Pick out each line containing the string "marker".

Dataset listings of figures:
-- -- --
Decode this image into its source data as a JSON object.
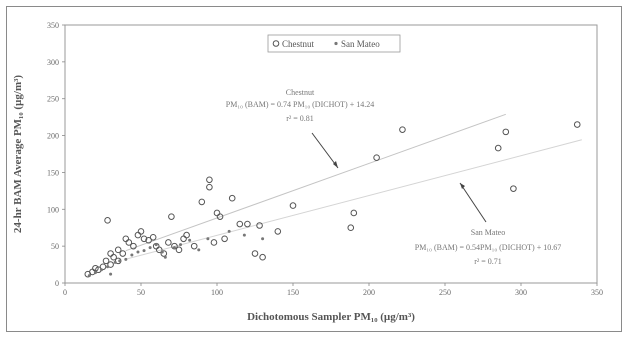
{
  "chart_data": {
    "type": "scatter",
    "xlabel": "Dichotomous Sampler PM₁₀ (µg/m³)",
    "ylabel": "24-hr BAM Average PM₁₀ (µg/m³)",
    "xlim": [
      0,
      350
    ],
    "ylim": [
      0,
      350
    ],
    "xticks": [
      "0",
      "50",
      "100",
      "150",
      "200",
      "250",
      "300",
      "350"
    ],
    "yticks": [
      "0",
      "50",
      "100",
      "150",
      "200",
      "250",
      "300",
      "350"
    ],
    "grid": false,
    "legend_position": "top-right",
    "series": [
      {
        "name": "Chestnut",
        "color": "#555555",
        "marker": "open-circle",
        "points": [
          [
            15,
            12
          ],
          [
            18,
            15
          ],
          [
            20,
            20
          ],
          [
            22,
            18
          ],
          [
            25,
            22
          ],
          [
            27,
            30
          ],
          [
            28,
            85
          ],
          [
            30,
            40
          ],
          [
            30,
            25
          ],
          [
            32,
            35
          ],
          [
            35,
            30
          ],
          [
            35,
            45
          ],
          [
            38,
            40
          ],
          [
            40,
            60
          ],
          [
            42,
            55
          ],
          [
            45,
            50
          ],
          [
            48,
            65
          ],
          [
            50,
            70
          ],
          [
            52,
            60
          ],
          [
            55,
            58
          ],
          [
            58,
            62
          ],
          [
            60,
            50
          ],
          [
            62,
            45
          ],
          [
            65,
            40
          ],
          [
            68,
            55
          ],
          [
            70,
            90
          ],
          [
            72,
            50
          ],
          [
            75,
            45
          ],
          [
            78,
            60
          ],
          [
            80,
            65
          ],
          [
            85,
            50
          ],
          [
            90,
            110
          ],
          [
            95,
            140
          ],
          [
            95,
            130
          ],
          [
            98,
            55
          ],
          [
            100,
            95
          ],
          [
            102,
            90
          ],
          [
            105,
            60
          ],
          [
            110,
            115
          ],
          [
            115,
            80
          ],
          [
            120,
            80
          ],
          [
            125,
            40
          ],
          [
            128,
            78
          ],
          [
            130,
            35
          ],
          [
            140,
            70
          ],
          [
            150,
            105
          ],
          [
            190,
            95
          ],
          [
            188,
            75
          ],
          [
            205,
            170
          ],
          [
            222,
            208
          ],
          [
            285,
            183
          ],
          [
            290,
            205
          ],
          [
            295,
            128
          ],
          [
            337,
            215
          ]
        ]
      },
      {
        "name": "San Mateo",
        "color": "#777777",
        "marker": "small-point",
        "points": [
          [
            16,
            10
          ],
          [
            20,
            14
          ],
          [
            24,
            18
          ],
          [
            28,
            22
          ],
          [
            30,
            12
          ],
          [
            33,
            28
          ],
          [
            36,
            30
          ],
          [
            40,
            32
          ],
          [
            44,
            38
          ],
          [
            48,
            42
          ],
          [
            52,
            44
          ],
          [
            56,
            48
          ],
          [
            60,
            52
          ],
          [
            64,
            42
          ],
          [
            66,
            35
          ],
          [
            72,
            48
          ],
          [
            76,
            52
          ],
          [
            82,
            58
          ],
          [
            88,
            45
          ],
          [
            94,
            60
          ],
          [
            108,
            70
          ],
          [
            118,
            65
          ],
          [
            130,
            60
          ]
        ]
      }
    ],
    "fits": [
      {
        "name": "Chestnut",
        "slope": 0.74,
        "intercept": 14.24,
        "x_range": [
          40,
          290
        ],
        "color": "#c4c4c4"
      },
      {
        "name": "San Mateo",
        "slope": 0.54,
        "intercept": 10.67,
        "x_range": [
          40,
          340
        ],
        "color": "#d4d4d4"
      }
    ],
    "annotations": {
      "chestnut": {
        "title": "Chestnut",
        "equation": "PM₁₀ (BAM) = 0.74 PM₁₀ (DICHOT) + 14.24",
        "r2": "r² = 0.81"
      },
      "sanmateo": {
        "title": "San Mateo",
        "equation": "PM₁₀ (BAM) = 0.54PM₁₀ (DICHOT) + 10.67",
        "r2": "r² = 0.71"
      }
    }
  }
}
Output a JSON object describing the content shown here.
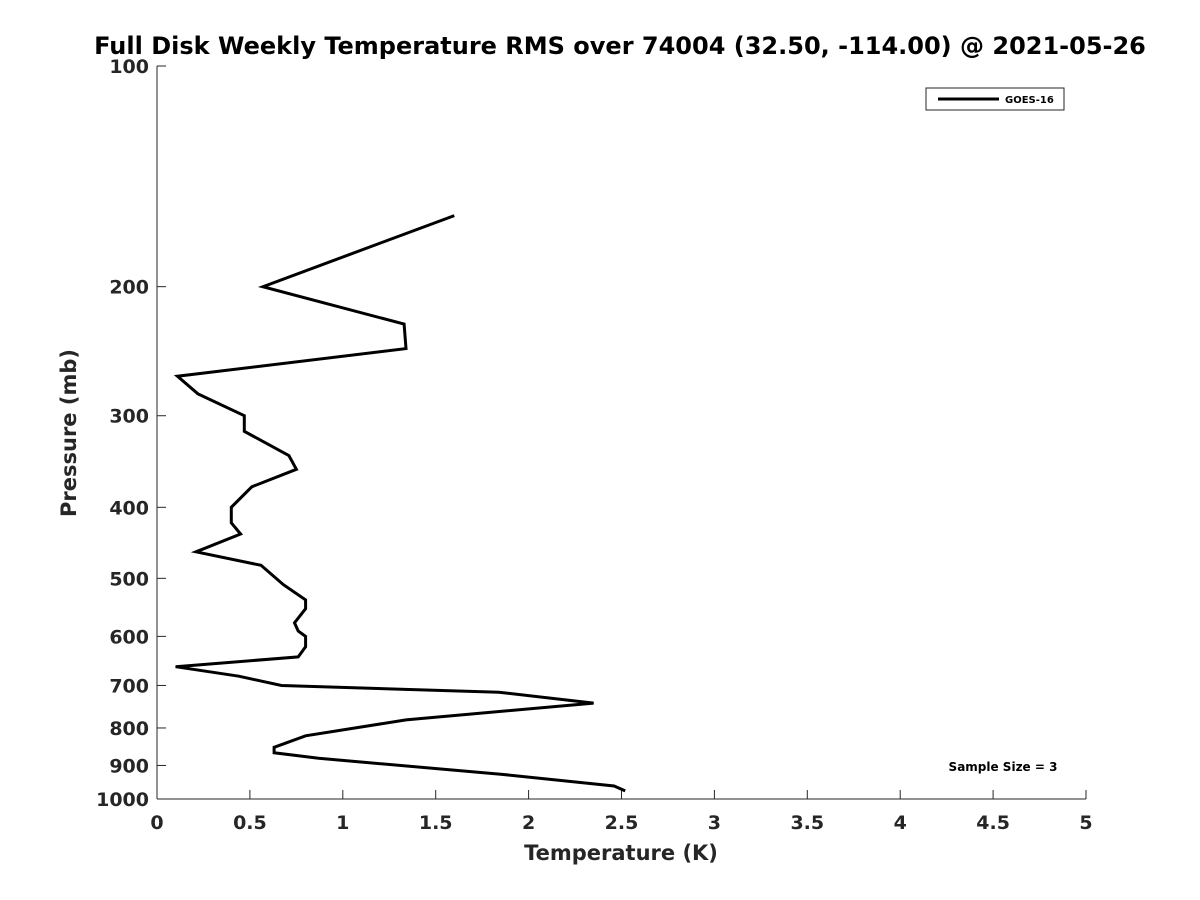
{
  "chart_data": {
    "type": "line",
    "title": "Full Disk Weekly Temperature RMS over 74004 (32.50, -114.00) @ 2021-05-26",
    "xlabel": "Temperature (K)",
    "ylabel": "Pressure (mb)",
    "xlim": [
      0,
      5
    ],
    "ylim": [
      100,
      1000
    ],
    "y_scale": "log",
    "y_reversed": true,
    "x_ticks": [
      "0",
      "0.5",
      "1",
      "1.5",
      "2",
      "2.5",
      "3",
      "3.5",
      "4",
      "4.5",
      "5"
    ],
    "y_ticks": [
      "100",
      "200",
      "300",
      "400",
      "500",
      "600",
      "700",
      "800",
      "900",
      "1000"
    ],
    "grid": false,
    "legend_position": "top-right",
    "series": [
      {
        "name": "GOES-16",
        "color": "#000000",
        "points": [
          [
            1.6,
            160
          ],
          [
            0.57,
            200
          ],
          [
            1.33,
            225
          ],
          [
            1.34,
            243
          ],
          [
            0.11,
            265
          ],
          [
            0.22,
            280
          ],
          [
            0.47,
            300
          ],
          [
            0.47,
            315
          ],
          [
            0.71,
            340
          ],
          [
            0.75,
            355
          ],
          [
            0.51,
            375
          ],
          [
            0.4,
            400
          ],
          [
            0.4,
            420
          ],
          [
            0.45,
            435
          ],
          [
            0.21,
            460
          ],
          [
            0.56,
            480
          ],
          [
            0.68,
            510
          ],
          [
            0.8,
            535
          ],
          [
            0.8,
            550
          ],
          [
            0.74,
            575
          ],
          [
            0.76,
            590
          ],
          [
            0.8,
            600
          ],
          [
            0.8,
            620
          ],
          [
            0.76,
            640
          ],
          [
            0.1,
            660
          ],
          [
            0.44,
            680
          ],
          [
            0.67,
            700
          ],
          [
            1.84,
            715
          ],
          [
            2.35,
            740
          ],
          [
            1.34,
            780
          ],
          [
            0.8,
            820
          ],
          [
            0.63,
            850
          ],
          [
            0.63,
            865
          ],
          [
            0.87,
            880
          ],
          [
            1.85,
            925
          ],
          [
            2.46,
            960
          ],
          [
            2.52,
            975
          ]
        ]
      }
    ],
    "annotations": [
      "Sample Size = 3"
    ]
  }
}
-- -- --
EXERCISE RESPONSE:
        "marker": "open-circle",
        "marker": "small-point",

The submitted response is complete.